▶ [Short problem]: Scan the material and copy every line in which "data" appears.

Saved entries:
>>

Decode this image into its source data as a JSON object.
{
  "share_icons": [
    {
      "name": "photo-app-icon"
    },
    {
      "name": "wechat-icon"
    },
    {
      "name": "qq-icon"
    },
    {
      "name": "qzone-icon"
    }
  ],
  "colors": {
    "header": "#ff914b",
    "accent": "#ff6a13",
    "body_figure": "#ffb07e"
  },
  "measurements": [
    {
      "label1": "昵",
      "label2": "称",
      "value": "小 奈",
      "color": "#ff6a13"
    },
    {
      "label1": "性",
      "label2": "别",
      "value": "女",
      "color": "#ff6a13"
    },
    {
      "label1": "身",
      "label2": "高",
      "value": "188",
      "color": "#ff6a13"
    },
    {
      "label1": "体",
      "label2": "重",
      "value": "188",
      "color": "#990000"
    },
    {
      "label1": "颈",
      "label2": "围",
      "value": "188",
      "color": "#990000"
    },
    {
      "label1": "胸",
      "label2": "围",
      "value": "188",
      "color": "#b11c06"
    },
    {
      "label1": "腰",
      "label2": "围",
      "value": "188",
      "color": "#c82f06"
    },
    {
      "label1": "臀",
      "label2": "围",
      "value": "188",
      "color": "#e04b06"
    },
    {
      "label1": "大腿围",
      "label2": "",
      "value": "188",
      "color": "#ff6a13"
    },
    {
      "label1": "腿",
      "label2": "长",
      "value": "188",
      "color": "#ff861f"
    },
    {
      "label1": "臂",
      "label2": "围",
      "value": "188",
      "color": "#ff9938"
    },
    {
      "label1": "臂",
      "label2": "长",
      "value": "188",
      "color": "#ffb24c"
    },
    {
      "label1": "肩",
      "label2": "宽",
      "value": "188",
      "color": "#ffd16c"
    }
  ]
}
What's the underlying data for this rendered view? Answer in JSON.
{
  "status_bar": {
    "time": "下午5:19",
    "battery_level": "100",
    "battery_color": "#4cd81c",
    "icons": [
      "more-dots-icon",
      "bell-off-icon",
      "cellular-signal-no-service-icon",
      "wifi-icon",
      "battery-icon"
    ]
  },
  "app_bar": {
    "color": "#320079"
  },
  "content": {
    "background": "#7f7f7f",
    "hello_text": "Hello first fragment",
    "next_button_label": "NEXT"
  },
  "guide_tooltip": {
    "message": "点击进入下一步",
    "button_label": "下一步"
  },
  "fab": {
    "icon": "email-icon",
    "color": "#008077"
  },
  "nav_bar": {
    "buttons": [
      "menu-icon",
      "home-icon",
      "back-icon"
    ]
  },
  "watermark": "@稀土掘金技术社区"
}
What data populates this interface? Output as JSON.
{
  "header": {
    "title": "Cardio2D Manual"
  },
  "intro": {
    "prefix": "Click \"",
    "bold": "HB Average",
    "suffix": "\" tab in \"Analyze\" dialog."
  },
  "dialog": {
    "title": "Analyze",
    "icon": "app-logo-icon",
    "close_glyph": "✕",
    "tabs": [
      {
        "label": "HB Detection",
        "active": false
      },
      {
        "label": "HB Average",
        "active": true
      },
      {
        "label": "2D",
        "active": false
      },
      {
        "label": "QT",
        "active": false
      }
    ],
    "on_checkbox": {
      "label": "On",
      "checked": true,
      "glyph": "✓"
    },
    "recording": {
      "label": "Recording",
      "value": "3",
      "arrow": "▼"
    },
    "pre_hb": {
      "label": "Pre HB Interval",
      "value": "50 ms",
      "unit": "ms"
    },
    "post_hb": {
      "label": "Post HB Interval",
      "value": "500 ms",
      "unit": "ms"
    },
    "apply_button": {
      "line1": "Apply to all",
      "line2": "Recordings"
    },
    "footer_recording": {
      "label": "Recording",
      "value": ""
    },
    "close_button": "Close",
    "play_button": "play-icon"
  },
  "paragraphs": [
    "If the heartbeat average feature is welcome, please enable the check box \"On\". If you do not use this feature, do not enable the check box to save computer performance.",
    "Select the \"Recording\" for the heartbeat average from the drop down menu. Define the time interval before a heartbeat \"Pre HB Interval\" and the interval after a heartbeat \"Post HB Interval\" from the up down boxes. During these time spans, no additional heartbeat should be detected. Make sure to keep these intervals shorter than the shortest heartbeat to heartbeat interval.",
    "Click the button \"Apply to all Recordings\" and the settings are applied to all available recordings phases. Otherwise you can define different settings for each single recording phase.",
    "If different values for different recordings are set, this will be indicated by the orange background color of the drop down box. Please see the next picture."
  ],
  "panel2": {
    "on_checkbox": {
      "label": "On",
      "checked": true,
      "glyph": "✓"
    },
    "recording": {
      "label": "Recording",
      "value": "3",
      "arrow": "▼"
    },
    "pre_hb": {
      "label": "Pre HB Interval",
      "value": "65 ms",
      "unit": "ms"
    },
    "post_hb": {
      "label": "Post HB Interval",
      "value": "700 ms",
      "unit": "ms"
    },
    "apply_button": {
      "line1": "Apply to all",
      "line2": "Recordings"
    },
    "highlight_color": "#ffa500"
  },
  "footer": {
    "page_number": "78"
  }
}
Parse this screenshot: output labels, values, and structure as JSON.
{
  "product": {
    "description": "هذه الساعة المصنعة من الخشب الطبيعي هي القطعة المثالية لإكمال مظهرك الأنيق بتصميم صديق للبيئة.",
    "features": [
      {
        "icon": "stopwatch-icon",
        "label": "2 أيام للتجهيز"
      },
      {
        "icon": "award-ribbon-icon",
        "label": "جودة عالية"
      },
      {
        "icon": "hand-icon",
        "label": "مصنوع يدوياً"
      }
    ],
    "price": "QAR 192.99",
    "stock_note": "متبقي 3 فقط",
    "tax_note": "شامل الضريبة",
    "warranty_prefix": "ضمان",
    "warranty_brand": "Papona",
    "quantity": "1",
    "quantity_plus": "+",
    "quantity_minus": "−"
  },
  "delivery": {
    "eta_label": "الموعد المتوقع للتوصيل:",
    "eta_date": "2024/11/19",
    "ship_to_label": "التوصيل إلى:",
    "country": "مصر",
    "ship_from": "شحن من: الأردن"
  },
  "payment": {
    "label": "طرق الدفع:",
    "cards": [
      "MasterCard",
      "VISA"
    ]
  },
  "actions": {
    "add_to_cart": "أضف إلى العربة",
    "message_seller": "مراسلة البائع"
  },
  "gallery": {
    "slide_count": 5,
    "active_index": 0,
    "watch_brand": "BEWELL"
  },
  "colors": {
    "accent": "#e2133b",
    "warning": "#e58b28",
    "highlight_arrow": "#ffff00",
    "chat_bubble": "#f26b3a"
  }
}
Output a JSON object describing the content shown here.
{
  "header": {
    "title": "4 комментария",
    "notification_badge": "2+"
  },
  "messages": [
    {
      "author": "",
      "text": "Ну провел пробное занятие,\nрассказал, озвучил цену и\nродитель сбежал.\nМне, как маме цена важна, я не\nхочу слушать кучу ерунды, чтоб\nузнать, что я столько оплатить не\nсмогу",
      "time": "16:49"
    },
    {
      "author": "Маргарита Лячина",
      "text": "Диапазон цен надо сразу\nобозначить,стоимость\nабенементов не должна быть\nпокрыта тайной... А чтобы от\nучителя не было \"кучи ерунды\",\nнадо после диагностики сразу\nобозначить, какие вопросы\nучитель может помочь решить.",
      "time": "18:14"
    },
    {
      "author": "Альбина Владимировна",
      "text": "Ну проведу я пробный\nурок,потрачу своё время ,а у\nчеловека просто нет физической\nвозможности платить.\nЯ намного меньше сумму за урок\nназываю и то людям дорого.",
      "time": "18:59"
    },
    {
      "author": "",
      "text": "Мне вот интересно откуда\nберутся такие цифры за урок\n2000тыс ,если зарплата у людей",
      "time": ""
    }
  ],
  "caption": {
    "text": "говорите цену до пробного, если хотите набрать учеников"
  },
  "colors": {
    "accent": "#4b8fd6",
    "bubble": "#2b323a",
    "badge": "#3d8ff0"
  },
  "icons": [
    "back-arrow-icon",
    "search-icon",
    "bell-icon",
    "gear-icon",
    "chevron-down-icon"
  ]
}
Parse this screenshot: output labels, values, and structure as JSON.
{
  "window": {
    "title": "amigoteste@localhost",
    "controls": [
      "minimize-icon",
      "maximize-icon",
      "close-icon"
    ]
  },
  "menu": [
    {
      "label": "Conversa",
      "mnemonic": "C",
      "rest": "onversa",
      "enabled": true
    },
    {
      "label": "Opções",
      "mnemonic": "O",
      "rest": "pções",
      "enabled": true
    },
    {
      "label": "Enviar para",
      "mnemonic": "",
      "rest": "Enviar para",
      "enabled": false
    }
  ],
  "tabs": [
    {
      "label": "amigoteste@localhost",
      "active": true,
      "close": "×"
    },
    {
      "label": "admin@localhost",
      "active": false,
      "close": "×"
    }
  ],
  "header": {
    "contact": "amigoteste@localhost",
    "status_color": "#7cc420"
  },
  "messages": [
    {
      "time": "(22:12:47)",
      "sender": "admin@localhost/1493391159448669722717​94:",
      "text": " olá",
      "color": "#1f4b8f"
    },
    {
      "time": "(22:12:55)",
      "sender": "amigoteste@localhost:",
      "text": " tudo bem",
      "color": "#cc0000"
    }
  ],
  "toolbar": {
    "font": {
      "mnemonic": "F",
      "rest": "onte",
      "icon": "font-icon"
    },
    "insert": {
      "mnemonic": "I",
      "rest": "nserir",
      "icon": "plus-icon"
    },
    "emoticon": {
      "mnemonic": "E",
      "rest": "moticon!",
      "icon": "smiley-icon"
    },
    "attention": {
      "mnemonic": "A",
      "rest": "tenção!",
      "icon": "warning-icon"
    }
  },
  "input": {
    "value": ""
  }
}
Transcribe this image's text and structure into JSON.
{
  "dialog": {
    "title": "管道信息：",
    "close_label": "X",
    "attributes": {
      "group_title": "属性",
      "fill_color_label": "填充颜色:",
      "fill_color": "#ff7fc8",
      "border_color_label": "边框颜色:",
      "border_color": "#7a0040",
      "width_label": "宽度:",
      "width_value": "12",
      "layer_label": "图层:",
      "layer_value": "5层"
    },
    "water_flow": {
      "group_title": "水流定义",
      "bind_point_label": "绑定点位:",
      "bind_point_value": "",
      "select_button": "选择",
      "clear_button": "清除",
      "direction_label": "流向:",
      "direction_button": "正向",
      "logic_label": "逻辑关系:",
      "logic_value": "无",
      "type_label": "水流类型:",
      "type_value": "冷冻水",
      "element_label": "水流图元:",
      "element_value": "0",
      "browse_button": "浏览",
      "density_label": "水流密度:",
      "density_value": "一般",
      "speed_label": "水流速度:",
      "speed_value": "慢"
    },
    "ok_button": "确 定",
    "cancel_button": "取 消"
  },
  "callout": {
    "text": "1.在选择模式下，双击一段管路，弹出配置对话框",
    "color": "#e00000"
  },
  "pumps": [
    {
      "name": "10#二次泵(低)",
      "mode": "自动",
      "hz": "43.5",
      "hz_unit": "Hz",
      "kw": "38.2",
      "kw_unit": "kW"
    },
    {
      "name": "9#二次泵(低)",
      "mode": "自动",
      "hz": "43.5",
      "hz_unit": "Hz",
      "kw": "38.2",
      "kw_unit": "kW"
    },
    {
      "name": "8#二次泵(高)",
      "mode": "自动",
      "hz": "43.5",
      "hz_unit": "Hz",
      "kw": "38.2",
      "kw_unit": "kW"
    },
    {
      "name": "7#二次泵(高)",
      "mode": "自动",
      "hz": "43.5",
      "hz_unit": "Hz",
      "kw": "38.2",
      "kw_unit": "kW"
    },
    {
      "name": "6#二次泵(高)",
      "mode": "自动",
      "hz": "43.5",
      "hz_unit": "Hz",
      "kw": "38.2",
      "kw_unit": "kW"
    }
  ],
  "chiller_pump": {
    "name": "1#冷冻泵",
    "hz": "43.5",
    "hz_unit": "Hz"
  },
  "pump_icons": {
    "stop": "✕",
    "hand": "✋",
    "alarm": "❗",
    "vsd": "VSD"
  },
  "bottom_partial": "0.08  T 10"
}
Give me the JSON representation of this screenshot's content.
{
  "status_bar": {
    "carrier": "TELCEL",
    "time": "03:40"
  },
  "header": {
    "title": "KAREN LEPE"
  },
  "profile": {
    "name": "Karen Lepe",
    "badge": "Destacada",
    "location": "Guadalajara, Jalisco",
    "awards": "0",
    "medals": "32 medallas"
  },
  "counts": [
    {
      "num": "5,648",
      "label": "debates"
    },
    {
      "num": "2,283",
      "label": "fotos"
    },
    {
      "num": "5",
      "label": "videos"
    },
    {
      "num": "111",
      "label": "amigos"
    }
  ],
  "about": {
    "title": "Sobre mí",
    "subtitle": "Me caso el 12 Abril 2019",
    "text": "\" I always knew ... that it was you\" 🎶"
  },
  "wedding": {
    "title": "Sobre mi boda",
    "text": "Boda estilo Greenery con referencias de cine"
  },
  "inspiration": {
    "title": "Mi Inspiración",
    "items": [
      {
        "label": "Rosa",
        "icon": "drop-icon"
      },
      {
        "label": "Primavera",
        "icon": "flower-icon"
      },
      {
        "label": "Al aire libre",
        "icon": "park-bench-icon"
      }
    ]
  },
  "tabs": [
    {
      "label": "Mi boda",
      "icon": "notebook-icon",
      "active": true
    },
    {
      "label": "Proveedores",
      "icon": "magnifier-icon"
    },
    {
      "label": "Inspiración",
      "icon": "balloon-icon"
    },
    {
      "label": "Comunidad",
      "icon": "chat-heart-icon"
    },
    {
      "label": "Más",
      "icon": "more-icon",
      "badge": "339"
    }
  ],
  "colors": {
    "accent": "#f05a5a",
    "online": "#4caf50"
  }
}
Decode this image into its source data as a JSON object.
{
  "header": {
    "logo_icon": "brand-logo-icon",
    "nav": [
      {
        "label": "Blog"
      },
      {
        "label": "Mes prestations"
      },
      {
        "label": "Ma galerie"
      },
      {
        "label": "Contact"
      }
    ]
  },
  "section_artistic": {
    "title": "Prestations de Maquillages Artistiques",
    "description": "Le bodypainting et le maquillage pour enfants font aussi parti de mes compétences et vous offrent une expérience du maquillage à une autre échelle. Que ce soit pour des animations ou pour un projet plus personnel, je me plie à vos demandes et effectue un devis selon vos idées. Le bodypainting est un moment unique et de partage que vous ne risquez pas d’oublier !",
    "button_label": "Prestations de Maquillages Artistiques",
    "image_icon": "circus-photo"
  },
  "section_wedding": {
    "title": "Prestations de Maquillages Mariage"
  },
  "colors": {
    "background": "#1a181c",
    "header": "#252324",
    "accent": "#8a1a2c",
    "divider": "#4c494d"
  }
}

<<

▶ [Complete answer]:
Decode this image into its source data as a JSON object.
What's the underlying data for this rendered view? Answer in JSON.
What data populates this interface? Output as JSON.
Decode this image into its source data as a JSON object.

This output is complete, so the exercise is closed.